Data records:
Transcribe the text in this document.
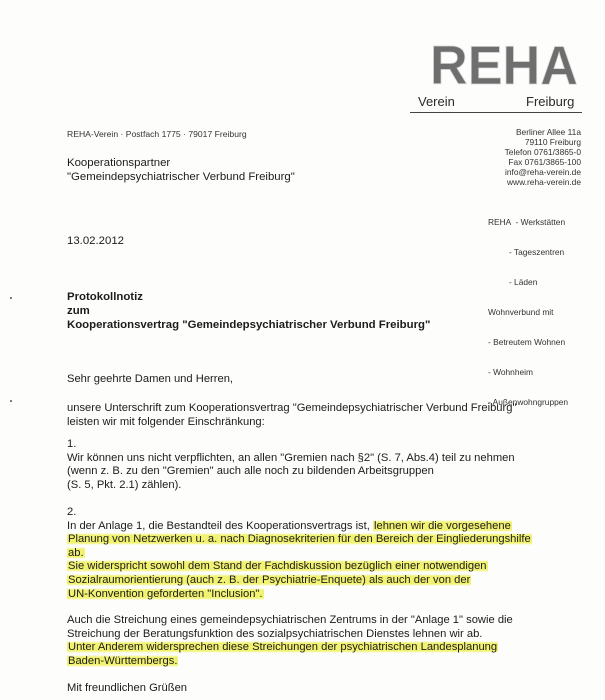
REHA
Verein	Freiburg
REHA-Verein · Postfach 1775 · 79017 Freiburg	Berliner Allee 11a
79110 Freiburg
Telefon 0761/3865-0
Fax 0761/3865-100
info@reha-verein.de
www.reha-verein.de

REHA  - Werkstätten

- Tageszentren

- Läden

Wohnverbund mit

- Betreutem Wohnen

- Wohnheim

- Außenwohngruppen

Kooperationspartner
"Gemeindepsychiatrischer Verbund Freiburg"
13.02.2012
Protokollnotiz
zum
Kooperationsvertrag "Gemeindepsychiatrischer Verbund Freiburg"
Sehr geehrte Damen und Herren,
unsere Unterschrift zum Kooperationsvertrag "Gemeindepsychiatrischer Verbund Freiburg"
leisten wir mit folgender Einschränkung:
1.
Wir können uns nicht verpflichten, an allen "Gremien nach §2" (S. 7, Abs.4) teil zu nehmen
(wenn z. B. zu den "Gremien" auch alle noch zu bildenden Arbeitsgruppen
(S. 5, Pkt. 2.1) zählen).
2.
In der Anlage 1, die Bestandteil des Kooperationsvertrags ist, lehnen wir die vorgesehene
Planung von Netzwerken u. a. nach Diagnosekriterien für den Bereich der Eingliederungshilfe
ab.
Sie widerspricht sowohl dem Stand der Fachdiskussion bezüglich einer notwendigen
Sozialraumorientierung (auch z. B. der Psychiatrie-Enquete) als auch der von der
UN-Konvention geforderten "Inclusion".
Auch die Streichung eines gemeindepsychiatrischen Zentrums in der "Anlage 1" sowie die
Streichung der Beratungsfunktion des sozialpsychiatrischen Dienstes lehnen wir ab.
Unter Anderem widersprechen diese Streichungen der psychiatrischen Landesplanung
Baden-Württembergs.
Mit freundlichen Grüßen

## What needs to be done:
Print the records above exactly as they stand, but leave out the pictures.

## Task output:
Transcribe the text in this document.
REHA
Verein	Freiburg
REHA-Verein · Postfach 1775 · 79017 Freiburg	Berliner Allee 11a
79110 Freiburg
Telefon 0761/3865-0
Fax 0761/3865-100
info@reha-verein.de
www.reha-verein.de

REHA  - Werkstätten

- Tageszentren

- Läden

Wohnverbund mit

- Betreutem Wohnen

- Wohnheim

- Außenwohngruppen

Kooperationspartner
"Gemeindepsychiatrischer Verbund Freiburg"
13.02.2012
Protokollnotiz
zum
Kooperationsvertrag "Gemeindepsychiatrischer Verbund Freiburg"
Sehr geehrte Damen und Herren,
unsere Unterschrift zum Kooperationsvertrag "Gemeindepsychiatrischer Verbund Freiburg"
leisten wir mit folgender Einschränkung:
1.
Wir können uns nicht verpflichten, an allen "Gremien nach §2" (S. 7, Abs.4) teil zu nehmen
(wenn z. B. zu den "Gremien" auch alle noch zu bildenden Arbeitsgruppen
(S. 5, Pkt. 2.1) zählen).
2.
In der Anlage 1, die Bestandteil des Kooperationsvertrags ist, lehnen wir die vorgesehene
Planung von Netzwerken u. a. nach Diagnosekriterien für den Bereich der Eingliederungshilfe
ab.
Sie widerspricht sowohl dem Stand der Fachdiskussion bezüglich einer notwendigen
Sozialraumorientierung (auch z. B. der Psychiatrie-Enquete) als auch der von der
UN-Konvention geforderten "Inclusion".
Auch die Streichung eines gemeindepsychiatrischen Zentrums in der "Anlage 1" sowie die
Streichung der Beratungsfunktion des sozialpsychiatrischen Dienstes lehnen wir ab.
Unter Anderem widersprechen diese Streichungen der psychiatrischen Landesplanung
Baden-Württembergs.
Mit freundlichen Grüßen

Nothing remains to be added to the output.